EXERCISE PROMPT: Output every entry exactly, from the first line to the last.

— START PROVIDED MATERIAL —

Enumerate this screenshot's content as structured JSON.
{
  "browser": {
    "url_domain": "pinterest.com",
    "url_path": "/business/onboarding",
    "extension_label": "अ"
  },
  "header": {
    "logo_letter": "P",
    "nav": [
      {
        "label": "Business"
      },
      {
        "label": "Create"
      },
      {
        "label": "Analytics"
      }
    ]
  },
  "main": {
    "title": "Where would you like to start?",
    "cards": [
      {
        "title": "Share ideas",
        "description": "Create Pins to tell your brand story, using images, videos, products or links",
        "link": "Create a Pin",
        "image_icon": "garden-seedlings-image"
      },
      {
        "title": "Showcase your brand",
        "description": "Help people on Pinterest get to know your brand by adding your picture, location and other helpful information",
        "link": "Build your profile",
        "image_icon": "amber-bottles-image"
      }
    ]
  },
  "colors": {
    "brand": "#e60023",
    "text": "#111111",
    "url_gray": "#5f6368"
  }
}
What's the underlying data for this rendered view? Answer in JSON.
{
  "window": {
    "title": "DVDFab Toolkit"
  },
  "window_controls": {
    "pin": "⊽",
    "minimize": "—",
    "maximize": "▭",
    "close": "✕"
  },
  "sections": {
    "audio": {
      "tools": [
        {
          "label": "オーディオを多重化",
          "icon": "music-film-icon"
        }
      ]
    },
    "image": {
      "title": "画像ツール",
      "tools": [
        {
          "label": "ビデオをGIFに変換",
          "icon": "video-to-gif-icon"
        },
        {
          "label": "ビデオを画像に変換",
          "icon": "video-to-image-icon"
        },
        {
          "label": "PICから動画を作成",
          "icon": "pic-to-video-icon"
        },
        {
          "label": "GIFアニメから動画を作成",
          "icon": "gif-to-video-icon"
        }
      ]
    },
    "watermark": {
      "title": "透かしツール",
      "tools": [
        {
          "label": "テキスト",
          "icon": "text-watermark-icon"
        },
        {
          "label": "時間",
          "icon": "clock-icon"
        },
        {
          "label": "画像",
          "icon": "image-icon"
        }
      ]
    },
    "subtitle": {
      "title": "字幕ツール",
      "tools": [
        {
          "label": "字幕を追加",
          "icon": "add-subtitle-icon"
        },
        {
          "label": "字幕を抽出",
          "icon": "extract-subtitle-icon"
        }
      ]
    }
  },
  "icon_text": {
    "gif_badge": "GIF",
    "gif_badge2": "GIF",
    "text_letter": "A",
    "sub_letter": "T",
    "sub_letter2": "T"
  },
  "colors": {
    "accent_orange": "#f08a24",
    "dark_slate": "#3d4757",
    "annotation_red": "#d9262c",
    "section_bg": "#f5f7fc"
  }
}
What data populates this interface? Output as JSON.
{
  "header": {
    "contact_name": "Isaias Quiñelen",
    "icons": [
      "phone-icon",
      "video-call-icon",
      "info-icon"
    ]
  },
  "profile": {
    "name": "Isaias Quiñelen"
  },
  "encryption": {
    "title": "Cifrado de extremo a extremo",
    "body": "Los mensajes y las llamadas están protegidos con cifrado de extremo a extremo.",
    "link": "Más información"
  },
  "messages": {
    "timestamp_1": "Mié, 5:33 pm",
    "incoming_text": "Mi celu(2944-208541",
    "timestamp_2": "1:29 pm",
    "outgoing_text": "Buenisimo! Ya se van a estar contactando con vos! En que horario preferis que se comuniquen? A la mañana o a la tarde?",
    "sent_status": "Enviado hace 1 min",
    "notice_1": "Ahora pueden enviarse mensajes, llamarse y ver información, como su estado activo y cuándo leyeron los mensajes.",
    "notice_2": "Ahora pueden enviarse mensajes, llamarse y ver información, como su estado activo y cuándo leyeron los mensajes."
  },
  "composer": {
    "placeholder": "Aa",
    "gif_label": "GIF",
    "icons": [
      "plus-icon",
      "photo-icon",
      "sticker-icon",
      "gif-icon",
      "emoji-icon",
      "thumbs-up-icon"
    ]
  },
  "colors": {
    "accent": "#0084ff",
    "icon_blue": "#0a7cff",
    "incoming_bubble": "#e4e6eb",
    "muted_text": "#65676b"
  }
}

— END PROVIDED MATERIAL —

COMPLETED TASK:
Enumerate this screenshot's content as structured JSON.
{
  "browser": {
    "url_domain": "pinterest.com",
    "url_path": "/business/onboarding",
    "extension_label": "अ"
  },
  "header": {
    "logo_letter": "P",
    "nav": [
      {
        "label": "Business"
      },
      {
        "label": "Create"
      },
      {
        "label": "Analytics"
      }
    ]
  },
  "main": {
    "title": "Where would you like to start?",
    "cards": [
      {
        "title": "Share ideas",
        "description": "Create Pins to tell your brand story, using images, videos, products or links",
        "link": "Create a Pin",
        "image_icon": "garden-seedlings-image"
      },
      {
        "title": "Showcase your brand",
        "description": "Help people on Pinterest get to know your brand by adding your picture, location and other helpful information",
        "link": "Build your profile",
        "image_icon": "amber-bottles-image"
      }
    ]
  },
  "colors": {
    "brand": "#e60023",
    "text": "#111111",
    "url_gray": "#5f6368"
  }
}
What's the underlying data for this rendered view? Answer in JSON.
{
  "window": {
    "title": "DVDFab Toolkit"
  },
  "window_controls": {
    "pin": "⊽",
    "minimize": "—",
    "maximize": "▭",
    "close": "✕"
  },
  "sections": {
    "audio": {
      "tools": [
        {
          "label": "オーディオを多重化",
          "icon": "music-film-icon"
        }
      ]
    },
    "image": {
      "title": "画像ツール",
      "tools": [
        {
          "label": "ビデオをGIFに変換",
          "icon": "video-to-gif-icon"
        },
        {
          "label": "ビデオを画像に変換",
          "icon": "video-to-image-icon"
        },
        {
          "label": "PICから動画を作成",
          "icon": "pic-to-video-icon"
        },
        {
          "label": "GIFアニメから動画を作成",
          "icon": "gif-to-video-icon"
        }
      ]
    },
    "watermark": {
      "title": "透かしツール",
      "tools": [
        {
          "label": "テキスト",
          "icon": "text-watermark-icon"
        },
        {
          "label": "時間",
          "icon": "clock-icon"
        },
        {
          "label": "画像",
          "icon": "image-icon"
        }
      ]
    },
    "subtitle": {
      "title": "字幕ツール",
      "tools": [
        {
          "label": "字幕を追加",
          "icon": "add-subtitle-icon"
        },
        {
          "label": "字幕を抽出",
          "icon": "extract-subtitle-icon"
        }
      ]
    }
  },
  "icon_text": {
    "gif_badge": "GIF",
    "gif_badge2": "GIF",
    "text_letter": "A",
    "sub_letter": "T",
    "sub_letter2": "T"
  },
  "colors": {
    "accent_orange": "#f08a24",
    "dark_slate": "#3d4757",
    "annotation_red": "#d9262c",
    "section_bg": "#f5f7fc"
  }
}
What data populates this interface? Output as JSON.
{
  "header": {
    "contact_name": "Isaias Quiñelen",
    "icons": [
      "phone-icon",
      "video-call-icon",
      "info-icon"
    ]
  },
  "profile": {
    "name": "Isaias Quiñelen"
  },
  "encryption": {
    "title": "Cifrado de extremo a extremo",
    "body": "Los mensajes y las llamadas están protegidos con cifrado de extremo a extremo.",
    "link": "Más información"
  },
  "messages": {
    "timestamp_1": "Mié, 5:33 pm",
    "incoming_text": "Mi celu(2944-208541",
    "timestamp_2": "1:29 pm",
    "outgoing_text": "Buenisimo! Ya se van a estar contactando con vos! En que horario preferis que se comuniquen? A la mañana o a la tarde?",
    "sent_status": "Enviado hace 1 min",
    "notice_1": "Ahora pueden enviarse mensajes, llamarse y ver información, como su estado activo y cuándo leyeron los mensajes.",
    "notice_2": "Ahora pueden enviarse mensajes, llamarse y ver información, como su estado activo y cuándo leyeron los mensajes."
  },
  "composer": {
    "placeholder": "Aa",
    "gif_label": "GIF",
    "icons": [
      "plus-icon",
      "photo-icon",
      "sticker-icon",
      "gif-icon",
      "emoji-icon",
      "thumbs-up-icon"
    ]
  },
  "colors": {
    "accent": "#0084ff",
    "icon_blue": "#0a7cff",
    "incoming_bubble": "#e4e6eb",
    "muted_text": "#65676b"
  }
}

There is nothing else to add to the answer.